In the material below, find all lines with the string "NaOH" and copy them.

__________

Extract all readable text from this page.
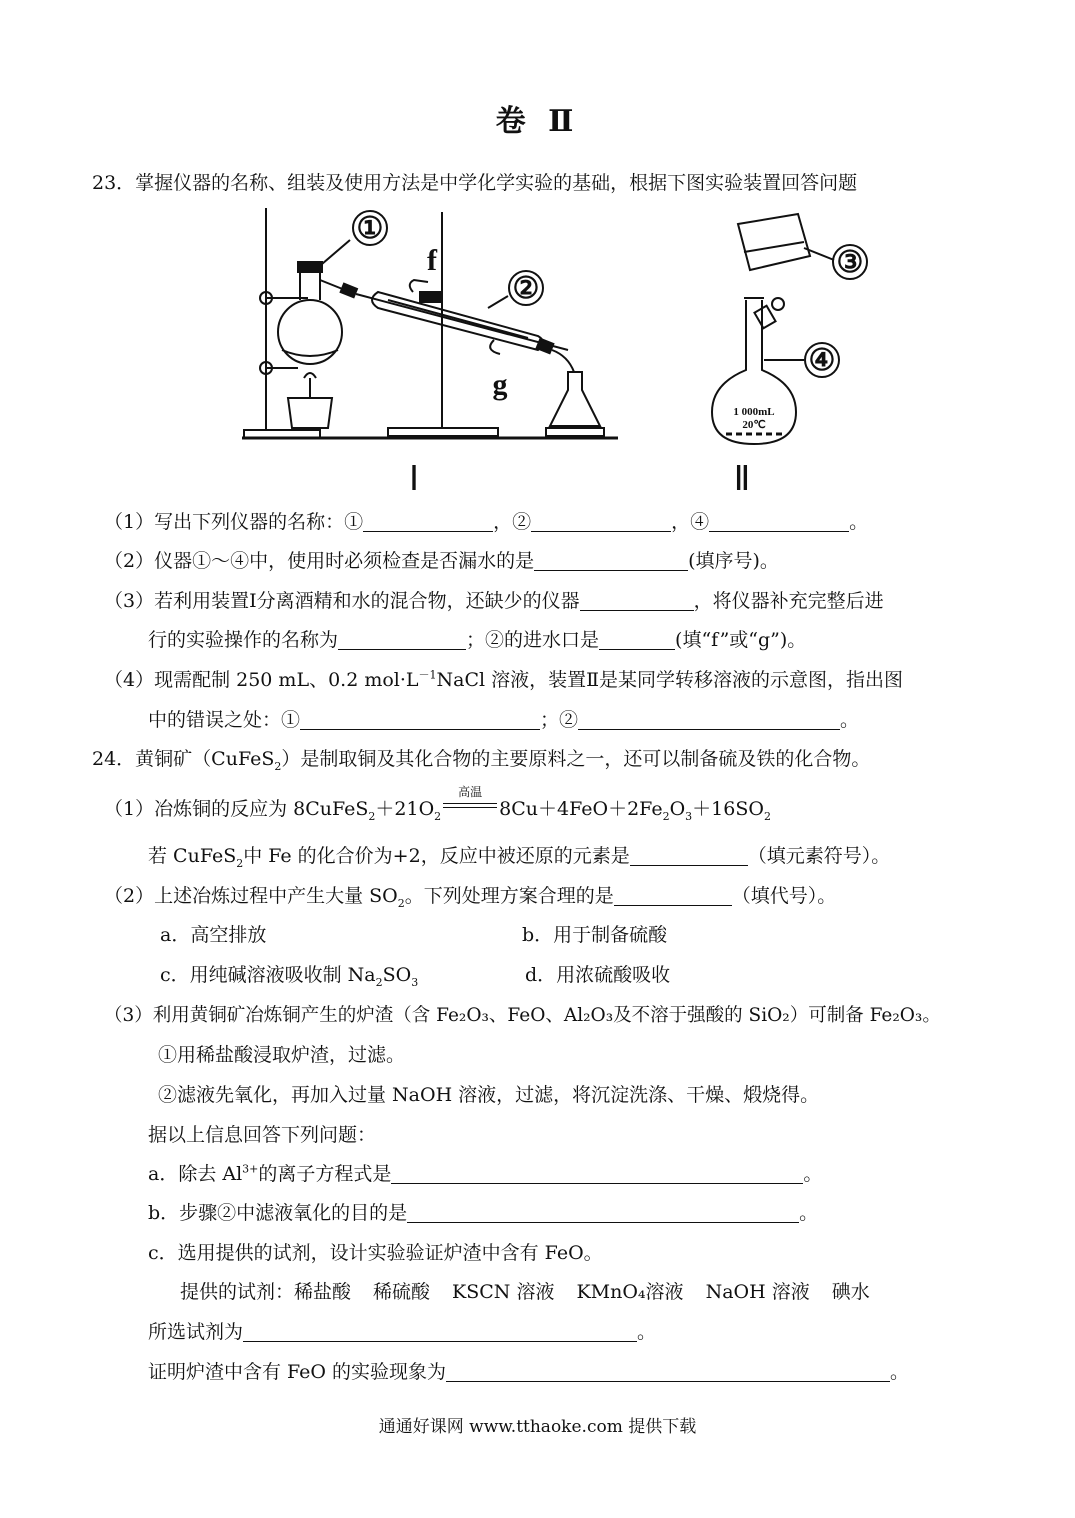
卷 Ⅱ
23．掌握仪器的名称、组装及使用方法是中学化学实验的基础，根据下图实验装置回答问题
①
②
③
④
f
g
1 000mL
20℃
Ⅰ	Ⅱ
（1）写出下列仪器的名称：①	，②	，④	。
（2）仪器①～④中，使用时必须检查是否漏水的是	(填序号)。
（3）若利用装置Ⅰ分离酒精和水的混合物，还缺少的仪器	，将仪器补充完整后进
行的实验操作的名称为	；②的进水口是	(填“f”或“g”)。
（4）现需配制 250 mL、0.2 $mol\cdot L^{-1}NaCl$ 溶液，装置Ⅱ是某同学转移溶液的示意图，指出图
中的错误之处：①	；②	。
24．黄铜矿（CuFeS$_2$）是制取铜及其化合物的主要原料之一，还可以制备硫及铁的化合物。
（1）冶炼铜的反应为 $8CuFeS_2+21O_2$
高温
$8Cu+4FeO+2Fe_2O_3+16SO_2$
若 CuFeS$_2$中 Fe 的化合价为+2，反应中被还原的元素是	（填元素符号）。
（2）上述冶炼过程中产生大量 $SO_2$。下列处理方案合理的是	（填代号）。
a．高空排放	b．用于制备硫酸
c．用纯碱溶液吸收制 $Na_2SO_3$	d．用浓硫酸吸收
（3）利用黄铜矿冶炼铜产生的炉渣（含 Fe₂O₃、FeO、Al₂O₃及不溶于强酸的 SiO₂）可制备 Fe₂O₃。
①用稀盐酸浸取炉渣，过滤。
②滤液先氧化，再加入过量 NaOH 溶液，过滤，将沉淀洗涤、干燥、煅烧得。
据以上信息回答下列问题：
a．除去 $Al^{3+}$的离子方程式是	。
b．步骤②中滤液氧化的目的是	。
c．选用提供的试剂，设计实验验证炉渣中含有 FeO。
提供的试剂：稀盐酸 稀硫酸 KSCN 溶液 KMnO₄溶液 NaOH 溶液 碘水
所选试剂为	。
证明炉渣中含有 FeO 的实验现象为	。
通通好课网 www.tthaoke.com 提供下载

__________

- _REPLY_:
②滤液先氧化，再加入过量 NaOH 溶液，过滤，将沉淀洗涤、干燥、煅烧得。
提供的试剂：稀盐酸 稀硫酸 KSCN 溶液 KMnO₄溶液 NaOH 溶液 碘水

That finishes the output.